Stored data:
• • • •
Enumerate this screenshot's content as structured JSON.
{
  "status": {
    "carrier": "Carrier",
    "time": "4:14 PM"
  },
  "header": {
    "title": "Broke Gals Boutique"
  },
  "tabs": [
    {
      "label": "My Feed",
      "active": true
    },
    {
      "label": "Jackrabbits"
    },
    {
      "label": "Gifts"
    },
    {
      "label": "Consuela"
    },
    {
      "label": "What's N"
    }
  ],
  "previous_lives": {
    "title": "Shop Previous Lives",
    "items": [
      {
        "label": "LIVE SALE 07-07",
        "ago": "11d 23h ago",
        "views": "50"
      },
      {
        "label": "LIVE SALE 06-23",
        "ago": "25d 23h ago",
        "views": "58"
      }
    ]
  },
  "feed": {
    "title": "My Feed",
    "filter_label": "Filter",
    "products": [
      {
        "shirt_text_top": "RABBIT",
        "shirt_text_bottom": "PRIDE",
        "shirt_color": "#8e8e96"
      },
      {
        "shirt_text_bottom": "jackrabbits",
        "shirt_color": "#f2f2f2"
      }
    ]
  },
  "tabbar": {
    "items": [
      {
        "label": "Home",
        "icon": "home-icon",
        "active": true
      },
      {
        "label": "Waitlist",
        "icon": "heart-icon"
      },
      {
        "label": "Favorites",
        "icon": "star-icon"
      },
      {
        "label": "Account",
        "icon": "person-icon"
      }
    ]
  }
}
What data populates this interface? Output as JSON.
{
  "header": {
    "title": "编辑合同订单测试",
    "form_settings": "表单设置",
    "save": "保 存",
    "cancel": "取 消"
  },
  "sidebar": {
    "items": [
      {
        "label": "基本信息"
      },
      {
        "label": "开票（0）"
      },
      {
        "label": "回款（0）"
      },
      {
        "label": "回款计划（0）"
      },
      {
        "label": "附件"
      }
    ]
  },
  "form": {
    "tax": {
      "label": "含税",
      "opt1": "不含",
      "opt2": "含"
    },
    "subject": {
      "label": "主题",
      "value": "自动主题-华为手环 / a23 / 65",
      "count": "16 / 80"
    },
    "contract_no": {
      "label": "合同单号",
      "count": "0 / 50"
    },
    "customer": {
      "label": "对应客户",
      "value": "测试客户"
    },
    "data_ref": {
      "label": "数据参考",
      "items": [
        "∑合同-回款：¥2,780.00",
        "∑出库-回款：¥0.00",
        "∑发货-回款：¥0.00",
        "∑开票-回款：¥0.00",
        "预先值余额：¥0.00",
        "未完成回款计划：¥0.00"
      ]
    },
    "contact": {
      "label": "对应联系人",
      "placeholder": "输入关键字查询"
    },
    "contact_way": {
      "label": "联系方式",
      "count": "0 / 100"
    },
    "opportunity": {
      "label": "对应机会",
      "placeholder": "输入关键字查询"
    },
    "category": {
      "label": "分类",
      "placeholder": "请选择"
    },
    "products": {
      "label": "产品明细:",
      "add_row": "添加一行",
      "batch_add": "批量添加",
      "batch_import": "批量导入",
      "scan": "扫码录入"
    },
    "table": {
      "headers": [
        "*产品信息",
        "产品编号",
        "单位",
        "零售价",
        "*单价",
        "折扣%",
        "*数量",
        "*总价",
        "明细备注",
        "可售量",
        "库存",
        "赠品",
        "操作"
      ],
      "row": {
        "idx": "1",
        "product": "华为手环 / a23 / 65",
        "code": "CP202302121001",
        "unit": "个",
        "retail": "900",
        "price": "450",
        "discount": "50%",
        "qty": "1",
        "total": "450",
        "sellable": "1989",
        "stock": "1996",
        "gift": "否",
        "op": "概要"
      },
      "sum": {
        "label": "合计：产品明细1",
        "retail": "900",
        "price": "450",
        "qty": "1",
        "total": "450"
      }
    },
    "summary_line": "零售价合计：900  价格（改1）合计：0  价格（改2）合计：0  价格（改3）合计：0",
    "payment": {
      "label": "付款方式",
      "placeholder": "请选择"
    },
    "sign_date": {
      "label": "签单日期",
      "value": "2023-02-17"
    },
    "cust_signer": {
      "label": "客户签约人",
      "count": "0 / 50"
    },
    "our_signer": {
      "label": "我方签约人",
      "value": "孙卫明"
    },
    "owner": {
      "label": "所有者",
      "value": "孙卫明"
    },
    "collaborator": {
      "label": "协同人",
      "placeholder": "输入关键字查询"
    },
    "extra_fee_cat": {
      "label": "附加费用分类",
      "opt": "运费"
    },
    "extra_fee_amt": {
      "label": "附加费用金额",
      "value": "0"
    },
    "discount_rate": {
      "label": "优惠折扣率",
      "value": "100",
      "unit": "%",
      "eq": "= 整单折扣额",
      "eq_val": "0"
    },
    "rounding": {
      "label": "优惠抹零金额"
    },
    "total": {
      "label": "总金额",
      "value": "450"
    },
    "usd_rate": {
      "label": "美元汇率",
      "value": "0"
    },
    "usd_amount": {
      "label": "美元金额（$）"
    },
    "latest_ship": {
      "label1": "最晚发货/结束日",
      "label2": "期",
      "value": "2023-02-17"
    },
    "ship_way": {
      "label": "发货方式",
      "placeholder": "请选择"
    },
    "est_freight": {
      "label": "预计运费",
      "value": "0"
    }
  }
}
• • • •
Return what is listed above, exactly and completely.

→ Result for this exercise:
Enumerate this screenshot's content as structured JSON.
{
  "status": {
    "carrier": "Carrier",
    "time": "4:14 PM"
  },
  "header": {
    "title": "Broke Gals Boutique"
  },
  "tabs": [
    {
      "label": "My Feed",
      "active": true
    },
    {
      "label": "Jackrabbits"
    },
    {
      "label": "Gifts"
    },
    {
      "label": "Consuela"
    },
    {
      "label": "What's N"
    }
  ],
  "previous_lives": {
    "title": "Shop Previous Lives",
    "items": [
      {
        "label": "LIVE SALE 07-07",
        "ago": "11d 23h ago",
        "views": "50"
      },
      {
        "label": "LIVE SALE 06-23",
        "ago": "25d 23h ago",
        "views": "58"
      }
    ]
  },
  "feed": {
    "title": "My Feed",
    "filter_label": "Filter",
    "products": [
      {
        "shirt_text_top": "RABBIT",
        "shirt_text_bottom": "PRIDE",
        "shirt_color": "#8e8e96"
      },
      {
        "shirt_text_bottom": "jackrabbits",
        "shirt_color": "#f2f2f2"
      }
    ]
  },
  "tabbar": {
    "items": [
      {
        "label": "Home",
        "icon": "home-icon",
        "active": true
      },
      {
        "label": "Waitlist",
        "icon": "heart-icon"
      },
      {
        "label": "Favorites",
        "icon": "star-icon"
      },
      {
        "label": "Account",
        "icon": "person-icon"
      }
    ]
  }
}
What data populates this interface? Output as JSON.
{
  "header": {
    "title": "编辑合同订单测试",
    "form_settings": "表单设置",
    "save": "保 存",
    "cancel": "取 消"
  },
  "sidebar": {
    "items": [
      {
        "label": "基本信息"
      },
      {
        "label": "开票（0）"
      },
      {
        "label": "回款（0）"
      },
      {
        "label": "回款计划（0）"
      },
      {
        "label": "附件"
      }
    ]
  },
  "form": {
    "tax": {
      "label": "含税",
      "opt1": "不含",
      "opt2": "含"
    },
    "subject": {
      "label": "主题",
      "value": "自动主题-华为手环 / a23 / 65",
      "count": "16 / 80"
    },
    "contract_no": {
      "label": "合同单号",
      "count": "0 / 50"
    },
    "customer": {
      "label": "对应客户",
      "value": "测试客户"
    },
    "data_ref": {
      "label": "数据参考",
      "items": [
        "∑合同-回款：¥2,780.00",
        "∑出库-回款：¥0.00",
        "∑发货-回款：¥0.00",
        "∑开票-回款：¥0.00",
        "预先值余额：¥0.00",
        "未完成回款计划：¥0.00"
      ]
    },
    "contact": {
      "label": "对应联系人",
      "placeholder": "输入关键字查询"
    },
    "contact_way": {
      "label": "联系方式",
      "count": "0 / 100"
    },
    "opportunity": {
      "label": "对应机会",
      "placeholder": "输入关键字查询"
    },
    "category": {
      "label": "分类",
      "placeholder": "请选择"
    },
    "products": {
      "label": "产品明细:",
      "add_row": "添加一行",
      "batch_add": "批量添加",
      "batch_import": "批量导入",
      "scan": "扫码录入"
    },
    "table": {
      "headers": [
        "*产品信息",
        "产品编号",
        "单位",
        "零售价",
        "*单价",
        "折扣%",
        "*数量",
        "*总价",
        "明细备注",
        "可售量",
        "库存",
        "赠品",
        "操作"
      ],
      "row": {
        "idx": "1",
        "product": "华为手环 / a23 / 65",
        "code": "CP202302121001",
        "unit": "个",
        "retail": "900",
        "price": "450",
        "discount": "50%",
        "qty": "1",
        "total": "450",
        "sellable": "1989",
        "stock": "1996",
        "gift": "否",
        "op": "概要"
      },
      "sum": {
        "label": "合计：产品明细1",
        "retail": "900",
        "price": "450",
        "qty": "1",
        "total": "450"
      }
    },
    "summary_line": "零售价合计：900  价格（改1）合计：0  价格（改2）合计：0  价格（改3）合计：0",
    "payment": {
      "label": "付款方式",
      "placeholder": "请选择"
    },
    "sign_date": {
      "label": "签单日期",
      "value": "2023-02-17"
    },
    "cust_signer": {
      "label": "客户签约人",
      "count": "0 / 50"
    },
    "our_signer": {
      "label": "我方签约人",
      "value": "孙卫明"
    },
    "owner": {
      "label": "所有者",
      "value": "孙卫明"
    },
    "collaborator": {
      "label": "协同人",
      "placeholder": "输入关键字查询"
    },
    "extra_fee_cat": {
      "label": "附加费用分类",
      "opt": "运费"
    },
    "extra_fee_amt": {
      "label": "附加费用金额",
      "value": "0"
    },
    "discount_rate": {
      "label": "优惠折扣率",
      "value": "100",
      "unit": "%",
      "eq": "= 整单折扣额",
      "eq_val": "0"
    },
    "rounding": {
      "label": "优惠抹零金额"
    },
    "total": {
      "label": "总金额",
      "value": "450"
    },
    "usd_rate": {
      "label": "美元汇率",
      "value": "0"
    },
    "usd_amount": {
      "label": "美元金额（$）"
    },
    "latest_ship": {
      "label1": "最晚发货/结束日",
      "label2": "期",
      "value": "2023-02-17"
    },
    "ship_way": {
      "label": "发货方式",
      "placeholder": "请选择"
    },
    "est_freight": {
      "label": "预计运费",
      "value": "0"
    }
  }
}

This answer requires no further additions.